Exercise task — Exclude the pictures and retype the entries as written.

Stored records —
╔══
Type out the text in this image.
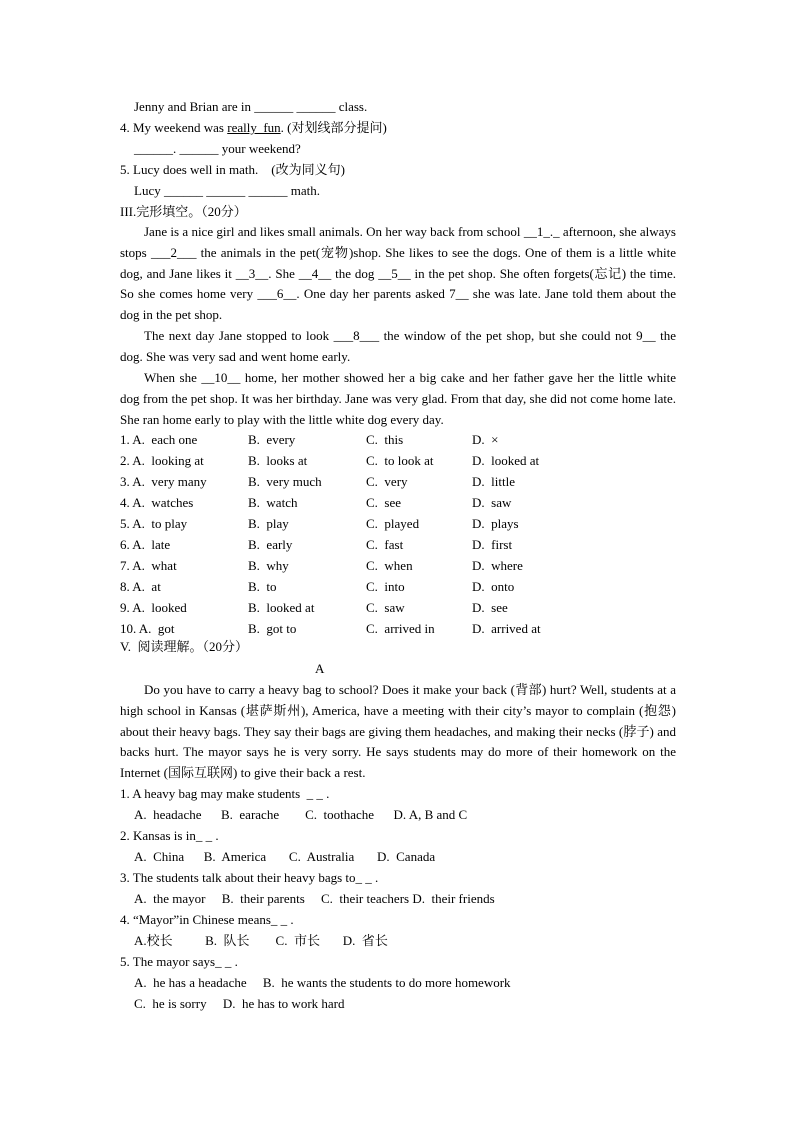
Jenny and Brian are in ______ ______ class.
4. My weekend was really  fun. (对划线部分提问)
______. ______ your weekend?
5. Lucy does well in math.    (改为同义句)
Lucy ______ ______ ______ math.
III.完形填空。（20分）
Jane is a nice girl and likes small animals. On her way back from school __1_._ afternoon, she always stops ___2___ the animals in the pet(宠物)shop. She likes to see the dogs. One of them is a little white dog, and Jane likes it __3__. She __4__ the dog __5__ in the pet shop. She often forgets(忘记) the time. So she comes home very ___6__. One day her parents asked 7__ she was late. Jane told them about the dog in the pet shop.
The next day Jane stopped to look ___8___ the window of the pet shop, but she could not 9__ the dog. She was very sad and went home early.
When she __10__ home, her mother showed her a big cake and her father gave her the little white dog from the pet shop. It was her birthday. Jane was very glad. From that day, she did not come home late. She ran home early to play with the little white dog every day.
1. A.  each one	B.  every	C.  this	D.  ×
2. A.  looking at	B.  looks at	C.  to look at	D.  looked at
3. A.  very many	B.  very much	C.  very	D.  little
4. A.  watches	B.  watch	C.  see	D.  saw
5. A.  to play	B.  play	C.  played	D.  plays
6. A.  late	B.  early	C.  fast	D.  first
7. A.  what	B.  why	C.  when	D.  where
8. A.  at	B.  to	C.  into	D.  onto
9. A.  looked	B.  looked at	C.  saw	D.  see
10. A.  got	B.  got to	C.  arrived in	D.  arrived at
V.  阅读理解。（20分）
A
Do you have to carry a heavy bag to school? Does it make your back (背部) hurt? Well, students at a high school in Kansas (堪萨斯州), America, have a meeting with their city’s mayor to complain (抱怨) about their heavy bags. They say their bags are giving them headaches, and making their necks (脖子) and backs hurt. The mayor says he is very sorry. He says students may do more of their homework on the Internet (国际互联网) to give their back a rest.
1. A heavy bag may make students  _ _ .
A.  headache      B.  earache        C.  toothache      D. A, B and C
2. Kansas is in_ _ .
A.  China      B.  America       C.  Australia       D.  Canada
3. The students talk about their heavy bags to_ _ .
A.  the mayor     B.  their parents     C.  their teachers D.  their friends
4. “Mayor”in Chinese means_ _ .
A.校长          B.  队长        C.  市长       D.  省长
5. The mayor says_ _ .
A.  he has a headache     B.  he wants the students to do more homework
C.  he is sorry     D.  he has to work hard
╚══
Exercise answer —
Type out the text in this image.
Jenny and Brian are in ______ ______ class.
4. My weekend was really  fun. (对划线部分提问)
______. ______ your weekend?
5. Lucy does well in math.    (改为同义句)
Lucy ______ ______ ______ math.
III.完形填空。（20分）
Jane is a nice girl and likes small animals. On her way back from school __1_._ afternoon, she always stops ___2___ the animals in the pet(宠物)shop. She likes to see the dogs. One of them is a little white dog, and Jane likes it __3__. She __4__ the dog __5__ in the pet shop. She often forgets(忘记) the time. So she comes home very ___6__. One day her parents asked 7__ she was late. Jane told them about the dog in the pet shop.
The next day Jane stopped to look ___8___ the window of the pet shop, but she could not 9__ the dog. She was very sad and went home early.
When she __10__ home, her mother showed her a big cake and her father gave her the little white dog from the pet shop. It was her birthday. Jane was very glad. From that day, she did not come home late. She ran home early to play with the little white dog every day.
1. A.  each one	B.  every	C.  this	D.  ×
2. A.  looking at	B.  looks at	C.  to look at	D.  looked at
3. A.  very many	B.  very much	C.  very	D.  little
4. A.  watches	B.  watch	C.  see	D.  saw
5. A.  to play	B.  play	C.  played	D.  plays
6. A.  late	B.  early	C.  fast	D.  first
7. A.  what	B.  why	C.  when	D.  where
8. A.  at	B.  to	C.  into	D.  onto
9. A.  looked	B.  looked at	C.  saw	D.  see
10. A.  got	B.  got to	C.  arrived in	D.  arrived at
V.  阅读理解。（20分）
A
Do you have to carry a heavy bag to school? Does it make your back (背部) hurt? Well, students at a high school in Kansas (堪萨斯州), America, have a meeting with their city’s mayor to complain (抱怨) about their heavy bags. They say their bags are giving them headaches, and making their necks (脖子) and backs hurt. The mayor says he is very sorry. He says students may do more of their homework on the Internet (国际互联网) to give their back a rest.
1. A heavy bag may make students  _ _ .
A.  headache      B.  earache        C.  toothache      D. A, B and C
2. Kansas is in_ _ .
A.  China      B.  America       C.  Australia       D.  Canada
3. The students talk about their heavy bags to_ _ .
A.  the mayor     B.  their parents     C.  their teachers D.  their friends
4. “Mayor”in Chinese means_ _ .
A.校长          B.  队长        C.  市长       D.  省长
5. The mayor says_ _ .
A.  he has a headache     B.  he wants the students to do more homework
C.  he is sorry     D.  he has to work hard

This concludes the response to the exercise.